» **Task list**:
• A. In the text on Chinatown pawnshops, what is the literal meaning of the 押 character used on pawnshop signs?
• B. Condense the paragraph of the text on Chinatown pawnshops that begins "When the Chinese pioneers began to settle in America" into a shorter version that keeps its main facts.
• C. Extend the text on Chinatown pawnshops by writing what comes after its final sentence.

» **Document extract**:
━━━━

Tumgik
#Kung Wo pawnshop
demospectator · 2 years
Photo
Tumblr media
“B 7. Store Window in Chinatown, S.F., Cal.” c. 1885. Photograph by Isaiah West Taber (from the Cooper Chow collection at the Chinese Historical Society of America). The “B” designation referred to Taber Photo’s “Boudoir Photos” sold in the 5 x 8 size 
The characters 祥隆 (canto:  “Cheung Lung”), literally “auspicious prosperity” appear in the center pane of the storefront window.  A second sign is visible inside the store, inscribed with the characters “榮生,” which, when read from right to left would be “生榮” (canto: “Saang Wing”).  In the lower left-hand corner of the photo, the vertical signage  for a business located in the basement appears below the lower left corner of the window display area.  The name 有記  (canto: “Yow Gay”) appears, followed by what appear to the characters 包料木工枱瞪 (canto: “bau liu muk gung toy duhng;” lit. “packing woodworking table”), indicating the business of a woodworker or carpenter.  The ghostly figure of a vendor can be seen in the entryway at right, presumably overseeing the small sidewalk display to the left of the store entrance.  His relationship to the operators of the interior store space is not apparent.  The left-center portion of I.W. Taber’s photo of a “Store Window in Chinatown” shows the prominent 押 character on the signage for a pawnshop.  Typical for that era, the two-part signage of the bat hanging upside down and holding a coin is suspended from underneath the overhang of the first story’s balcony.
Pawnshops of Old Chinatown
 When the Chinese pioneers began to settle in America, the appearance of pawnshops and pawnbrokers in cities and Chinatowns throughout the Pacific Coast and the western United States, became inevitable.  Pawnshops, offering loans to borrowers and secured by personal property collateral, had traced their history more than three millennia to ancient China.  
For lower income groups, pawnshops have, in the words of professor Heiko Schrader, “a high outreach, are very often financially viable and have several advantages, compared to other institutions of the micro financial sector. Clients cannot fall into long-term indebtedness, due to the fact that they have to deposit a pawn of at least the same value.  And for the pawnshop this pawn reduces the risk to provide a loan to poor people, and monitoring is not necessary.”
Tumblr media
“Street in Chinatown, San Francisco. Completely Burned. No. 2168,” published c. 1906.  Photographer unknown for the Photo. Co. of America, Chicago.  The street is the pre-1906 pawnshop row along the north side of Washington Street at the southern entrance to Ross Alley.  The pawnshop signage for the On Wing (安榮) store at 828 Washington appears in the center of the photo.
The photographic record of old San Francisco Chinatown’s streetscape provides numerous scenes of the southern Chinese pawn shop sign – the 押 character or symbol (canto: “aap”), literally a “mortgage” or pledge.   Additional signage showing a bat holding a coin 蝠鼠吊金錢 (lit. “bat mouse hanging money;” canto: “fūk syú diu gām chin”), signifying fortune and the benefits denoted by the coin, can be discerned.

━━━━

» **Data lines**:
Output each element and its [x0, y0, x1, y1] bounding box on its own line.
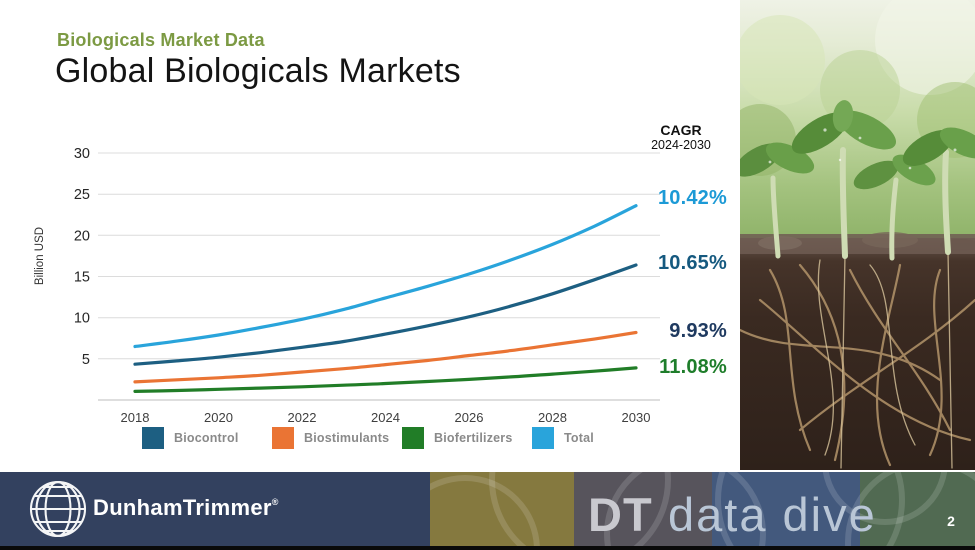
line-chart: 5 10 15 20 25 30 2018 2020 2022 2024 2026 2028 2030	[74, 146, 660, 425]
footer-segment-green	[860, 472, 975, 546]
seedlings-soil-photo	[740, 0, 975, 470]
footer-segment-blue	[712, 472, 860, 546]
brand-wordmark: DunhamTrimmer®	[93, 495, 279, 521]
y-tick-label: 20	[74, 228, 90, 244]
legend-item-biocontrol: Biocontrol	[142, 427, 239, 449]
y-axis-title: Billion USD	[34, 226, 46, 286]
x-tick-label: 2022	[288, 410, 317, 425]
seedlings-photo-graphic	[740, 0, 975, 470]
page-number: 2	[947, 513, 955, 529]
registered-trademark: ®	[271, 497, 279, 507]
legend-label: Biofertilizers	[434, 431, 513, 445]
globe-arcs-decoration	[430, 472, 975, 546]
footer-segment-olive	[430, 472, 574, 546]
x-tick-label: 2030	[622, 410, 651, 425]
brand-name: DunhamTrimmer	[93, 495, 272, 520]
legend-swatch-biocontrol	[142, 427, 164, 449]
legend-item-total: Total	[532, 427, 594, 449]
footer-bar: DunhamTrimmer® DT data dive 2	[0, 472, 975, 546]
legend-label: Biostimulants	[304, 431, 390, 445]
bottom-strip	[0, 546, 975, 550]
cagr-value-biocontrol: 10.65%	[657, 252, 727, 274]
y-tick-label: 10	[74, 311, 90, 327]
series-line-total	[133, 204, 638, 349]
dt-monogram: DT	[588, 488, 653, 541]
y-tick-label: 25	[74, 187, 90, 203]
cagr-header-line2: 2024-2030	[651, 138, 711, 152]
series-line-biofertilizers	[133, 366, 638, 393]
cagr-value-biofertilizers: 11.08%	[659, 356, 727, 378]
x-tick-label: 2024	[371, 410, 400, 425]
y-tick-label: 5	[82, 352, 90, 368]
x-tick-label: 2026	[455, 410, 484, 425]
x-tick-label: 2018	[121, 410, 150, 425]
legend-swatch-total	[532, 427, 554, 449]
y-tick-label: 15	[74, 270, 90, 286]
x-tick-label: 2020	[204, 410, 233, 425]
cagr-value-biostimulants: 9.93%	[669, 320, 727, 342]
legend-swatch-biofertilizers	[402, 427, 424, 449]
legend-label: Total	[564, 431, 594, 445]
page-title: Global Biologicals Markets	[55, 52, 461, 90]
cagr-value-total: 10.42%	[657, 187, 727, 209]
footer-segment-charcoal	[574, 472, 712, 546]
data-dive-tagline: data dive	[668, 488, 877, 541]
series-line-biostimulants	[133, 330, 638, 384]
legend-label: Biocontrol	[174, 431, 239, 445]
legend-item-biostimulants: Biostimulants	[272, 427, 389, 449]
x-tick-label: 2028	[538, 410, 567, 425]
eyebrow-title: Biologicals Market Data	[57, 30, 265, 50]
cagr-header: CAGR 2024-2030	[633, 122, 729, 152]
legend-item-biofertilizers: Biofertilizers	[402, 427, 513, 449]
cagr-header-line1: CAGR	[660, 122, 702, 138]
series-line-biocontrol	[133, 263, 638, 366]
y-tick-label: 30	[74, 146, 90, 162]
dunhamtrimmer-globe-icon	[29, 480, 87, 538]
legend-swatch-biostimulants	[272, 427, 294, 449]
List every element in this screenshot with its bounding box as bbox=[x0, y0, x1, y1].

━━━━

» **Outputs for the tasks**:
• A. It literally means a "mortgage" or pledge.

• B. As Chinese pioneers settled in America, pawnshops inevitably appeared in cities and Chinatowns across the Pacific Coast and the western United States. Pawnshops, which lend money secured by personal property, trace their history more than three thousand years to ancient China.

• C.
Tumblr media
“The Sign of the Pawn Shop” c. 1896-1906. Photograph by Arnold Genthe (from the Genthe photograph collection, Library of Congress, Prints and Photographs Division).  A print of a similar image appears in Old Chinatown : a book of pictures by Arnold Genthe with text by Will Irwin (New York : M. Kennerley, 1913, p. 195).  The signage for the pawnbroker, Hang Lee & Co. (亨利押; canto: “Hung Lei aap;” pinyin:  “Heng Li”) or “Pervasive Profit” pawnshop was located at 830 Washington Street near the entrance to Ross Alley, can be seen suspended in the foreground  of the image.  The Hang Lee pawnshop was located at 830 Washington Street, on the northwest corner of Washington Street and Stouts (or Ross) Alley – strategically situated within easy walking distance of gambling establishments and bordellos.
Historian Jack Tchen wrote in reference to Arnold Genthe’s photo “The Sign of the Pawnshop” for the Hang Lee & Co. as follows:  
“Amid the gambling rooms where savings were quickly lost, pawnshops thrived. Pawnshops had very high counters upon which the item to be pawned would be place for inspection by an unseen shop worker, hidden behind the counter for security purposes.  Often a man visiting his favorite prostitute or singsong girl would stop by the shop and pick up a present.  [Arnold] Genthe developed his collection of jades by frequenting these stores. “
The residents of old Chinatown preferred to hold liquid assets in the form of gold or gems because of the relative ease with which they could arrange loans from pawnshops when they needed cash urgently.  The neighborhood’s pawnbrokers located their shops in strategic proximity to houses of gambling and/or prostitution, with particular concentrations of shops on Washington and Jackson Streets.
Tumblr media
“Dupont St. Wood Carriers of Chinatown Sf Cal.” c. 1890.  Photograph by A.J. McDonald (from the Marilyn Blaisdell collection).  The wood carriers might have been based on Dupont Street, but the signage in the upper left-hand corner of the frame advertise the location of the Hang Lee & Co. pawnshop or “Pervasive Profit” pawnshop (亨利押; canto: “hung lei aap”), at 830 Washington Street, at the northwest corner of Washington Street and Stouts (or Ross) Alley. Also, the barely discernible signage for the On Wing (安榮) pawnshop slightly down the eastern incline of the street at 828 Washington can be seen in the upper center of the photo.
Tumblr media
"Hung Ai[sic] Art Co. doorway, August 24, 1901.”  Photograph by D. H. Wulzen (from the D.H. Wulzen Glass Plate Negative Collection (Sfp 40), San Francisco History Center, San Francisco Public Library).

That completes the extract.